┌────────
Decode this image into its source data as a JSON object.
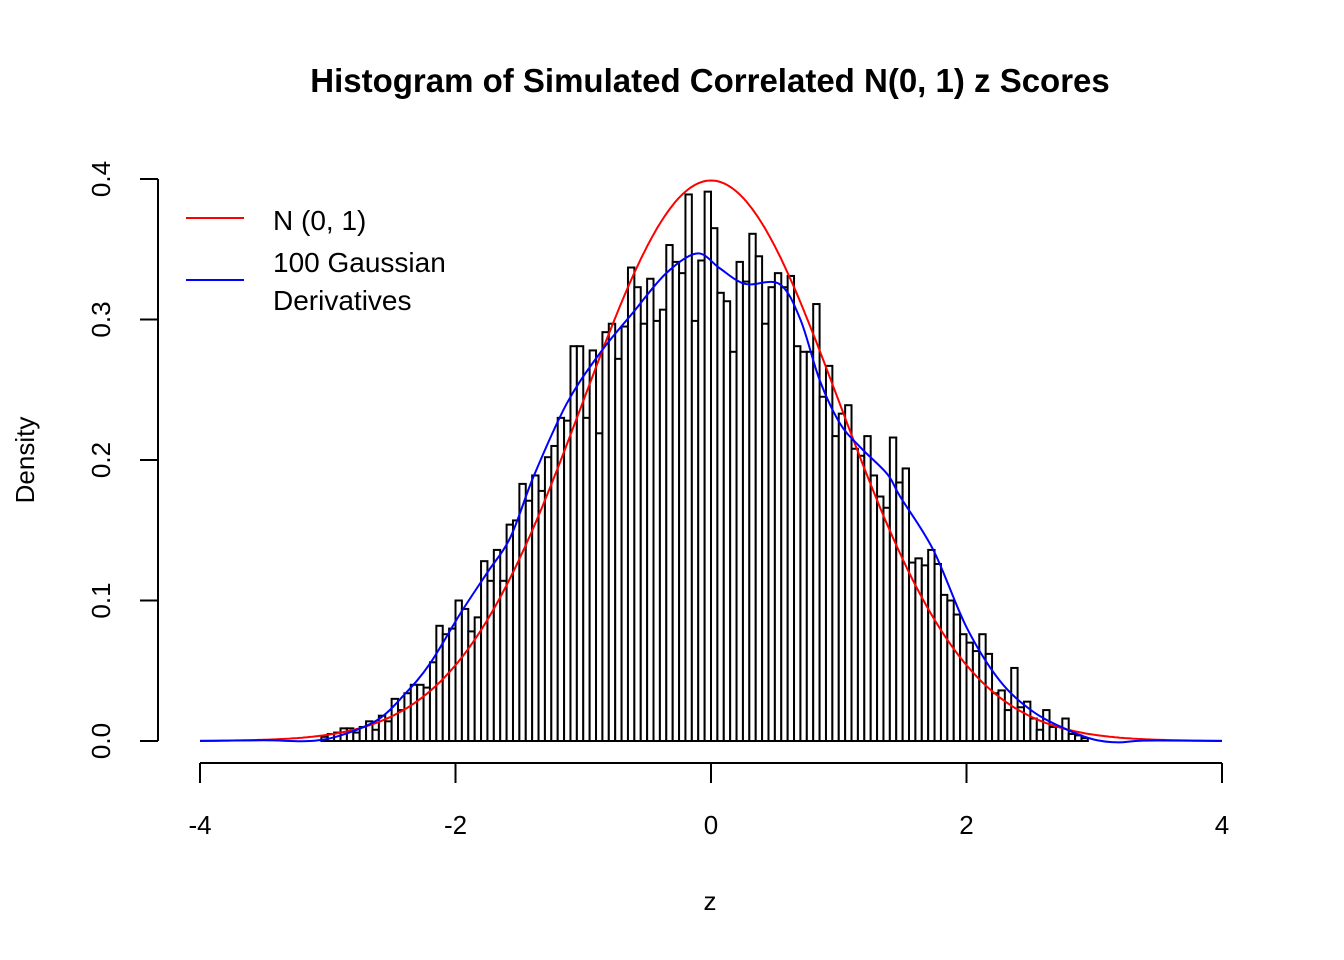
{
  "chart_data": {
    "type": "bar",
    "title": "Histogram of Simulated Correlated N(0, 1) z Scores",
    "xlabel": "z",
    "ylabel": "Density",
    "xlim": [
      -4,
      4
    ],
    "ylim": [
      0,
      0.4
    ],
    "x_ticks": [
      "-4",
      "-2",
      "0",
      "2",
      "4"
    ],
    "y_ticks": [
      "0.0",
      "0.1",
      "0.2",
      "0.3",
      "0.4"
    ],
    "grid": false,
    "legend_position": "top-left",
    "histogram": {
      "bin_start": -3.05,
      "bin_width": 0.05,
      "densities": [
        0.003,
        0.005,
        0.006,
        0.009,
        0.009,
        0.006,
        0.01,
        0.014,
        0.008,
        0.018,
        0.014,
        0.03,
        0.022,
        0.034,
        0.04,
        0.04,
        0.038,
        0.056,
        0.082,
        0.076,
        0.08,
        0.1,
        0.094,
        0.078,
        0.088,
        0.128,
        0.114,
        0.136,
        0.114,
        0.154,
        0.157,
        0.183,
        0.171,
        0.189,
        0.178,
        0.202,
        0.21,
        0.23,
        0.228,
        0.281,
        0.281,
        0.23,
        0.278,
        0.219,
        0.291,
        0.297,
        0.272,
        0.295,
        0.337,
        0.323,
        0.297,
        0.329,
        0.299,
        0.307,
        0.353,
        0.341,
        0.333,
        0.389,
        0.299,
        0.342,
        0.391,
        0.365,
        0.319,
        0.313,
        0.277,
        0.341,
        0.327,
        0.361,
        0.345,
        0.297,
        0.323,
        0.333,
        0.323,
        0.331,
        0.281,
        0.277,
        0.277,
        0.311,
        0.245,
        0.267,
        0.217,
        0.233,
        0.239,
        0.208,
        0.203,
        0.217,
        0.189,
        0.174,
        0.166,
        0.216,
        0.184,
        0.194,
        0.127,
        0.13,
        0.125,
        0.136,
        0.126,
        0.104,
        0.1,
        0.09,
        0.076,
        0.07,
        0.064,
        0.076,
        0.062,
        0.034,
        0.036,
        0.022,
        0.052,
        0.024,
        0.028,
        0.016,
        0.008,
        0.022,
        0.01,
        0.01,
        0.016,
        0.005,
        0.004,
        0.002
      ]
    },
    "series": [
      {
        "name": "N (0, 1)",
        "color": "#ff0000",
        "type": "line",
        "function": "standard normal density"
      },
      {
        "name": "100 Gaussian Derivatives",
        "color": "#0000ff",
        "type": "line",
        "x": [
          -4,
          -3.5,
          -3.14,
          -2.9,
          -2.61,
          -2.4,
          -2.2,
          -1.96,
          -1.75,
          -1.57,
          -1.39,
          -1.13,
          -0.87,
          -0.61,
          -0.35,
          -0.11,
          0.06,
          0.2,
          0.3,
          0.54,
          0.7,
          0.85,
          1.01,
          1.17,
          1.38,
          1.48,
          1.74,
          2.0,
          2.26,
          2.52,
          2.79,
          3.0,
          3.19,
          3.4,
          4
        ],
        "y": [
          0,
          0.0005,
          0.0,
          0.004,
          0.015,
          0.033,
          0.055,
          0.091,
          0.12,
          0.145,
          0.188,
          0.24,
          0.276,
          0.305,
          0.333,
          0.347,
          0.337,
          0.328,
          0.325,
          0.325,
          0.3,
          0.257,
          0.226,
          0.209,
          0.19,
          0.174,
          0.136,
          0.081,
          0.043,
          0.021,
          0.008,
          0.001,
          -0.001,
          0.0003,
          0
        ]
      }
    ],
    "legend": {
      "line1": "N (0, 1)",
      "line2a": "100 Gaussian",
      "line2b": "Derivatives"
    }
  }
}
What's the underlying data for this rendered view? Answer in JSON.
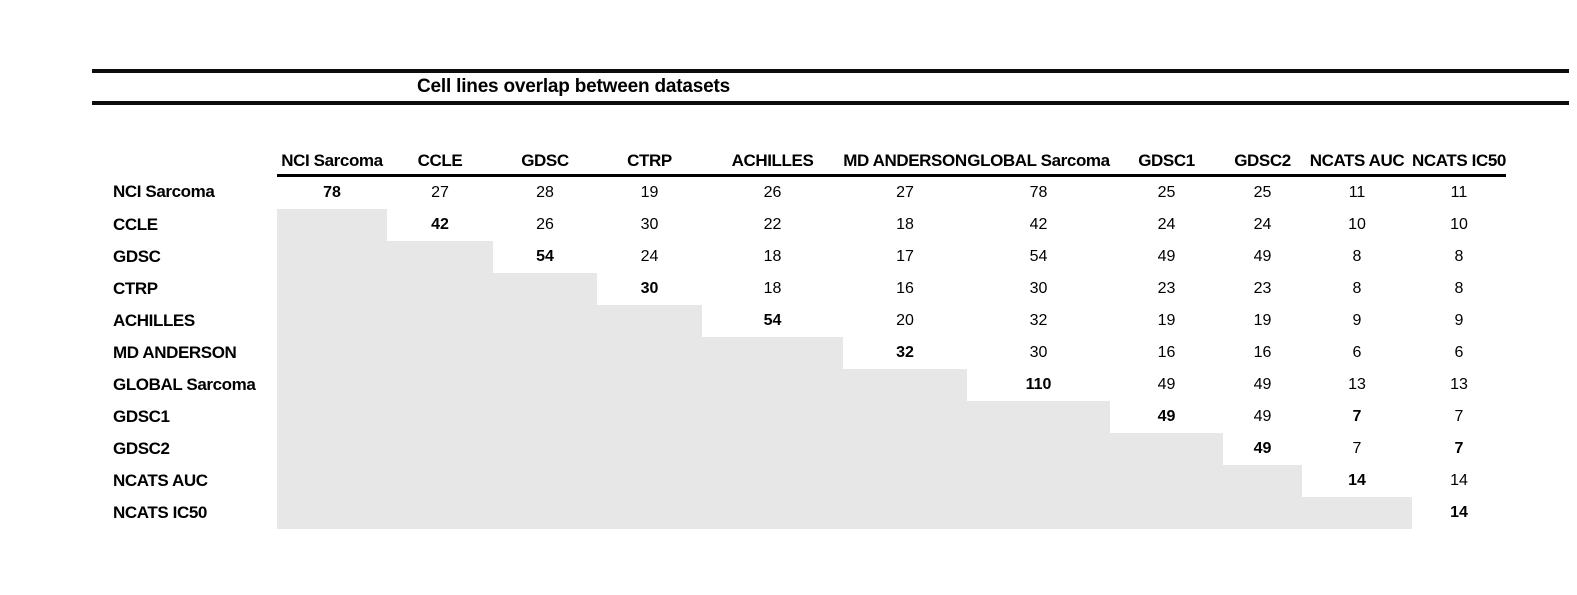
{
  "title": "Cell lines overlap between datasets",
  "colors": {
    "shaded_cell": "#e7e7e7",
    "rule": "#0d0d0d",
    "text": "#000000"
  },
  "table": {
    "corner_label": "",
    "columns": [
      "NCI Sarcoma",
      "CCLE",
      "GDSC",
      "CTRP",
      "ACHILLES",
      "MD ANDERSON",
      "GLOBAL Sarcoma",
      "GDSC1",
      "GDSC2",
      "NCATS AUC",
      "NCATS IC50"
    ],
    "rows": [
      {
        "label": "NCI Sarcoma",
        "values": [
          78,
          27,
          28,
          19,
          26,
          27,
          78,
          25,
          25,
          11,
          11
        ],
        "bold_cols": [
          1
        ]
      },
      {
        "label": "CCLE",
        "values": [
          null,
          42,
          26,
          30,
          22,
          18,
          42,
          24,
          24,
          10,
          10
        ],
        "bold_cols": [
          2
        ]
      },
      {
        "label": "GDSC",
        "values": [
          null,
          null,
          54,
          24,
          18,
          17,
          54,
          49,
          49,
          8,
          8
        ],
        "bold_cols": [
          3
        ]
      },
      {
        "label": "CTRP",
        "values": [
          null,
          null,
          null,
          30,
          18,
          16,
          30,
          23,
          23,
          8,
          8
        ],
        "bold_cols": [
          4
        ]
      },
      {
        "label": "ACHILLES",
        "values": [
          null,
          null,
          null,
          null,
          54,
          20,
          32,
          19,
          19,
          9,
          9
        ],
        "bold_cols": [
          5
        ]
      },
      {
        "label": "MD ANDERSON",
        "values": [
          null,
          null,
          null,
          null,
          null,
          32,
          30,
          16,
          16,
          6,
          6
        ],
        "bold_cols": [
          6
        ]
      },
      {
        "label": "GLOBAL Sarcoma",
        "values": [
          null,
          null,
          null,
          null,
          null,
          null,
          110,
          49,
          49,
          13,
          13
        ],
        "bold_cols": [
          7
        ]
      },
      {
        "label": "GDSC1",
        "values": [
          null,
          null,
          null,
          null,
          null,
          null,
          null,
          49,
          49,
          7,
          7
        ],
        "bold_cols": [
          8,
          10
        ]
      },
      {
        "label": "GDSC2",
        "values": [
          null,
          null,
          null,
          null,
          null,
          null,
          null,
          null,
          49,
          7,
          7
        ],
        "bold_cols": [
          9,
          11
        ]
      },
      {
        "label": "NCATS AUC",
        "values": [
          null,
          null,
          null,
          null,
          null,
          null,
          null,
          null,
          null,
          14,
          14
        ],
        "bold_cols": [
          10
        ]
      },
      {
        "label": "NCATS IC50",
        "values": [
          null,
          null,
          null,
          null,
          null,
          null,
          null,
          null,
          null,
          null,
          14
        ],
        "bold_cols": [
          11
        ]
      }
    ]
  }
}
└────────
=== WORK TO BE COMPLETED ===
Leave images out of the retyped records; keep all else exact.

=== RESULT BELOW ===
Decode this image into its source data as a JSON object.
{
  "chart_data": {
    "type": "bar",
    "title": "Histogram of Simulated Correlated N(0, 1) z Scores",
    "xlabel": "z",
    "ylabel": "Density",
    "xlim": [
      -4,
      4
    ],
    "ylim": [
      0,
      0.4
    ],
    "x_ticks": [
      "-4",
      "-2",
      "0",
      "2",
      "4"
    ],
    "y_ticks": [
      "0.0",
      "0.1",
      "0.2",
      "0.3",
      "0.4"
    ],
    "grid": false,
    "legend_position": "top-left",
    "histogram": {
      "bin_start": -3.05,
      "bin_width": 0.05,
      "densities": [
        0.003,
        0.005,
        0.006,
        0.009,
        0.009,
        0.006,
        0.01,
        0.014,
        0.008,
        0.018,
        0.014,
        0.03,
        0.022,
        0.034,
        0.04,
        0.04,
        0.038,
        0.056,
        0.082,
        0.076,
        0.08,
        0.1,
        0.094,
        0.078,
        0.088,
        0.128,
        0.114,
        0.136,
        0.114,
        0.154,
        0.157,
        0.183,
        0.171,
        0.189,
        0.178,
        0.202,
        0.21,
        0.23,
        0.228,
        0.281,
        0.281,
        0.23,
        0.278,
        0.219,
        0.291,
        0.297,
        0.272,
        0.295,
        0.337,
        0.323,
        0.297,
        0.329,
        0.299,
        0.307,
        0.353,
        0.341,
        0.333,
        0.389,
        0.299,
        0.342,
        0.391,
        0.365,
        0.319,
        0.313,
        0.277,
        0.341,
        0.327,
        0.361,
        0.345,
        0.297,
        0.323,
        0.333,
        0.323,
        0.331,
        0.281,
        0.277,
        0.277,
        0.311,
        0.245,
        0.267,
        0.217,
        0.233,
        0.239,
        0.208,
        0.203,
        0.217,
        0.189,
        0.174,
        0.166,
        0.216,
        0.184,
        0.194,
        0.127,
        0.13,
        0.125,
        0.136,
        0.126,
        0.104,
        0.1,
        0.09,
        0.076,
        0.07,
        0.064,
        0.076,
        0.062,
        0.034,
        0.036,
        0.022,
        0.052,
        0.024,
        0.028,
        0.016,
        0.008,
        0.022,
        0.01,
        0.01,
        0.016,
        0.005,
        0.004,
        0.002
      ]
    },
    "series": [
      {
        "name": "N (0, 1)",
        "color": "#ff0000",
        "type": "line",
        "function": "standard normal density"
      },
      {
        "name": "100 Gaussian Derivatives",
        "color": "#0000ff",
        "type": "line",
        "x": [
          -4,
          -3.5,
          -3.14,
          -2.9,
          -2.61,
          -2.4,
          -2.2,
          -1.96,
          -1.75,
          -1.57,
          -1.39,
          -1.13,
          -0.87,
          -0.61,
          -0.35,
          -0.11,
          0.06,
          0.2,
          0.3,
          0.54,
          0.7,
          0.85,
          1.01,
          1.17,
          1.38,
          1.48,
          1.74,
          2.0,
          2.26,
          2.52,
          2.79,
          3.0,
          3.19,
          3.4,
          4
        ],
        "y": [
          0,
          0.0005,
          0.0,
          0.004,
          0.015,
          0.033,
          0.055,
          0.091,
          0.12,
          0.145,
          0.188,
          0.24,
          0.276,
          0.305,
          0.333,
          0.347,
          0.337,
          0.328,
          0.325,
          0.325,
          0.3,
          0.257,
          0.226,
          0.209,
          0.19,
          0.174,
          0.136,
          0.081,
          0.043,
          0.021,
          0.008,
          0.001,
          -0.001,
          0.0003,
          0
        ]
      }
    ],
    "legend": {
      "line1": "N (0, 1)",
      "line2a": "100 Gaussian",
      "line2b": "Derivatives"
    }
  }
}
What's the underlying data for this rendered view? Answer in JSON.
{
  "title": "Cell lines overlap between datasets",
  "colors": {
    "shaded_cell": "#e7e7e7",
    "rule": "#0d0d0d",
    "text": "#000000"
  },
  "table": {
    "corner_label": "",
    "columns": [
      "NCI Sarcoma",
      "CCLE",
      "GDSC",
      "CTRP",
      "ACHILLES",
      "MD ANDERSON",
      "GLOBAL Sarcoma",
      "GDSC1",
      "GDSC2",
      "NCATS AUC",
      "NCATS IC50"
    ],
    "rows": [
      {
        "label": "NCI Sarcoma",
        "values": [
          78,
          27,
          28,
          19,
          26,
          27,
          78,
          25,
          25,
          11,
          11
        ],
        "bold_cols": [
          1
        ]
      },
      {
        "label": "CCLE",
        "values": [
          null,
          42,
          26,
          30,
          22,
          18,
          42,
          24,
          24,
          10,
          10
        ],
        "bold_cols": [
          2
        ]
      },
      {
        "label": "GDSC",
        "values": [
          null,
          null,
          54,
          24,
          18,
          17,
          54,
          49,
          49,
          8,
          8
        ],
        "bold_cols": [
          3
        ]
      },
      {
        "label": "CTRP",
        "values": [
          null,
          null,
          null,
          30,
          18,
          16,
          30,
          23,
          23,
          8,
          8
        ],
        "bold_cols": [
          4
        ]
      },
      {
        "label": "ACHILLES",
        "values": [
          null,
          null,
          null,
          null,
          54,
          20,
          32,
          19,
          19,
          9,
          9
        ],
        "bold_cols": [
          5
        ]
      },
      {
        "label": "MD ANDERSON",
        "values": [
          null,
          null,
          null,
          null,
          null,
          32,
          30,
          16,
          16,
          6,
          6
        ],
        "bold_cols": [
          6
        ]
      },
      {
        "label": "GLOBAL Sarcoma",
        "values": [
          null,
          null,
          null,
          null,
          null,
          null,
          110,
          49,
          49,
          13,
          13
        ],
        "bold_cols": [
          7
        ]
      },
      {
        "label": "GDSC1",
        "values": [
          null,
          null,
          null,
          null,
          null,
          null,
          null,
          49,
          49,
          7,
          7
        ],
        "bold_cols": [
          8,
          10
        ]
      },
      {
        "label": "GDSC2",
        "values": [
          null,
          null,
          null,
          null,
          null,
          null,
          null,
          null,
          49,
          7,
          7
        ],
        "bold_cols": [
          9,
          11
        ]
      },
      {
        "label": "NCATS AUC",
        "values": [
          null,
          null,
          null,
          null,
          null,
          null,
          null,
          null,
          null,
          14,
          14
        ],
        "bold_cols": [
          10
        ]
      },
      {
        "label": "NCATS IC50",
        "values": [
          null,
          null,
          null,
          null,
          null,
          null,
          null,
          null,
          null,
          null,
          14
        ],
        "bold_cols": [
          11
        ]
      }
    ]
  }
}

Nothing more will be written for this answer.